WHAT THE TASK REQUIRES:
Scan the data below. Pull out each line where "ylabel" occurs.

STORED ROWS:
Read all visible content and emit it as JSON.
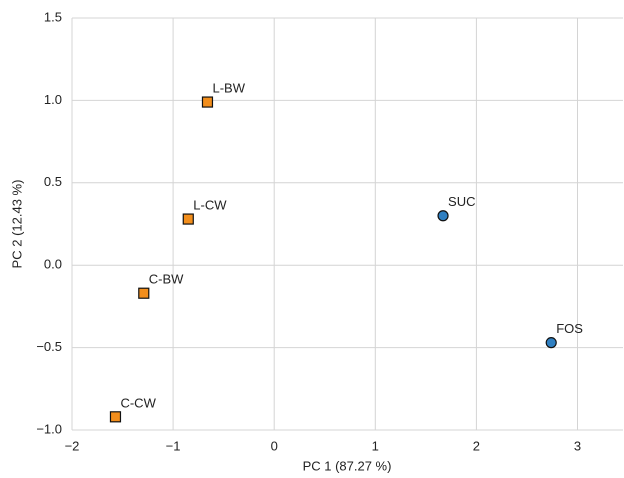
{
  "chart_data": {
    "type": "scatter",
    "xlabel": "PC 1 (87.27 %)",
    "ylabel": "PC 2 (12.43 %)",
    "xlim": [
      -2,
      3.45
    ],
    "ylim": [
      -1,
      1.5
    ],
    "xticks": [
      {
        "value": -2,
        "label": "−2"
      },
      {
        "value": -1,
        "label": "−1"
      },
      0,
      1,
      2,
      3
    ],
    "yticks": [
      {
        "value": -1,
        "label": "−1.0"
      },
      {
        "value": -0.5,
        "label": "−0.5"
      },
      {
        "value": 0,
        "label": "0.0"
      },
      0.5,
      {
        "value": 1,
        "label": "1.0"
      },
      1.5
    ],
    "grid": true,
    "series": [
      {
        "color": "#f28e1c",
        "marker": "square",
        "x": [
          -0.66,
          -0.85,
          -1.29,
          -1.57
        ],
        "values": [
          0.99,
          0.28,
          -0.17,
          -0.92
        ],
        "labels": [
          "L-BW",
          "L-CW",
          "C-BW",
          "C-CW"
        ]
      },
      {
        "color": "#2f7fc1",
        "marker": "circle",
        "x": [
          1.67,
          2.74
        ],
        "values": [
          0.3,
          -0.47
        ],
        "labels": [
          "SUC",
          "FOS"
        ]
      }
    ]
  }
}
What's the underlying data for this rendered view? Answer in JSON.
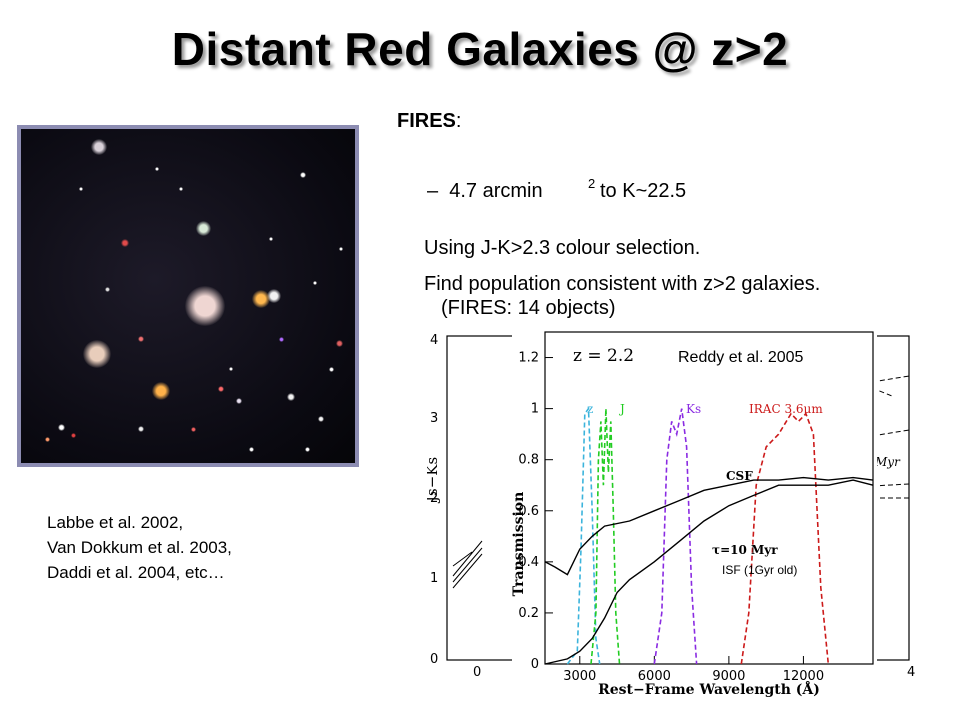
{
  "slide": {
    "title": "Distant Red Galaxies @ z>2",
    "fires": {
      "label": "FIRES",
      "colon": ":",
      "bullet_marker": "–",
      "area_pre": "4.7 arcmin",
      "area_sup": "2",
      "area_post": "to K~22.5",
      "colour_selection": "Using J-K>2.3 colour selection.",
      "population": "Find population consistent with z>2 galaxies.",
      "count": "(FIRES: 14 objects)"
    },
    "references": [
      "Labbe et al. 2002,",
      "Van Dokkum et al. 2003,",
      "Daddi et al. 2004, etc…"
    ]
  },
  "figure": {
    "credit": "Reddy et al. 2005",
    "redshift_label": "z = 2.2",
    "filter_labels": [
      "z",
      "J",
      "Ks",
      "IRAC 3.6μm"
    ],
    "filter_colors": [
      "#3cb4dc",
      "#22cc22",
      "#8a2be2",
      "#cc1a1a"
    ],
    "model_labels": {
      "csf": "CSF",
      "tau": "τ=10 Myr",
      "isf": "ISF (1Gyr old)"
    },
    "back_panel": {
      "ylabel": "Js−Ks",
      "y_ticks": [
        "0",
        "1",
        "2",
        "3",
        "4"
      ],
      "x_ticks": [
        "0",
        "4"
      ],
      "right_label": "Myr"
    }
  },
  "chart_data": {
    "type": "line",
    "xlabel": "Rest−Frame Wavelength (Å)",
    "ylabel": "Transmission",
    "xlim": [
      1600,
      14800
    ],
    "ylim": [
      0,
      1.3
    ],
    "x_ticks": [
      3000,
      6000,
      9000,
      12000
    ],
    "y_ticks": [
      0,
      0.2,
      0.4,
      0.6,
      0.8,
      1,
      1.2
    ],
    "series": [
      {
        "name": "z",
        "dashed": true,
        "color": "#3cb4dc",
        "x": [
          2500,
          2900,
          3050,
          3200,
          3350,
          3500,
          3650,
          3800
        ],
        "y": [
          0,
          0.05,
          0.45,
          0.98,
          1.0,
          0.6,
          0.1,
          0
        ]
      },
      {
        "name": "J",
        "dashed": true,
        "color": "#22cc22",
        "x": [
          3450,
          3650,
          3750,
          3850,
          3950,
          4050,
          4150,
          4250,
          4350,
          4450,
          4600
        ],
        "y": [
          0,
          0.2,
          0.8,
          0.95,
          0.7,
          1.0,
          0.75,
          0.95,
          0.6,
          0.2,
          0
        ]
      },
      {
        "name": "Ks",
        "dashed": true,
        "color": "#8a2be2",
        "x": [
          6000,
          6300,
          6500,
          6700,
          6900,
          7100,
          7300,
          7500,
          7700
        ],
        "y": [
          0,
          0.2,
          0.8,
          0.95,
          0.9,
          1.0,
          0.85,
          0.3,
          0
        ]
      },
      {
        "name": "IRAC 3.6μm",
        "dashed": true,
        "color": "#cc1a1a",
        "x": [
          9500,
          9800,
          10100,
          10500,
          11000,
          11500,
          11800,
          12100,
          12400,
          12700,
          13000
        ],
        "y": [
          0,
          0.2,
          0.7,
          0.85,
          0.9,
          0.98,
          0.95,
          0.98,
          0.9,
          0.3,
          0
        ]
      },
      {
        "name": "CSF",
        "dashed": false,
        "color": "#000000",
        "x": [
          1600,
          2000,
          2500,
          3000,
          3500,
          4000,
          5000,
          6000,
          7000,
          8000,
          9000,
          10000,
          11000,
          12000,
          13000,
          14000,
          14800
        ],
        "y": [
          0.4,
          0.38,
          0.35,
          0.45,
          0.5,
          0.54,
          0.56,
          0.6,
          0.64,
          0.68,
          0.7,
          0.72,
          0.72,
          0.73,
          0.72,
          0.73,
          0.72
        ]
      },
      {
        "name": "ISF (1Gyr old)",
        "dashed": false,
        "color": "#000000",
        "x": [
          1600,
          2500,
          3000,
          3500,
          4000,
          4500,
          5000,
          6000,
          7000,
          8000,
          9000,
          10000,
          11000,
          12000,
          13000,
          14000,
          14800
        ],
        "y": [
          0.0,
          0.02,
          0.05,
          0.1,
          0.18,
          0.28,
          0.33,
          0.4,
          0.48,
          0.56,
          0.62,
          0.66,
          0.7,
          0.7,
          0.7,
          0.72,
          0.7
        ]
      }
    ]
  }
}
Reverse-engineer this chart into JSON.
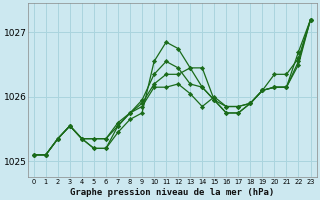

OUTPUT FOR THIS TASK:
    "ylabel": "PC 2 (12.43 %)",
      "ylabel": "Js−Ks",
    "ylabel": "Transmission",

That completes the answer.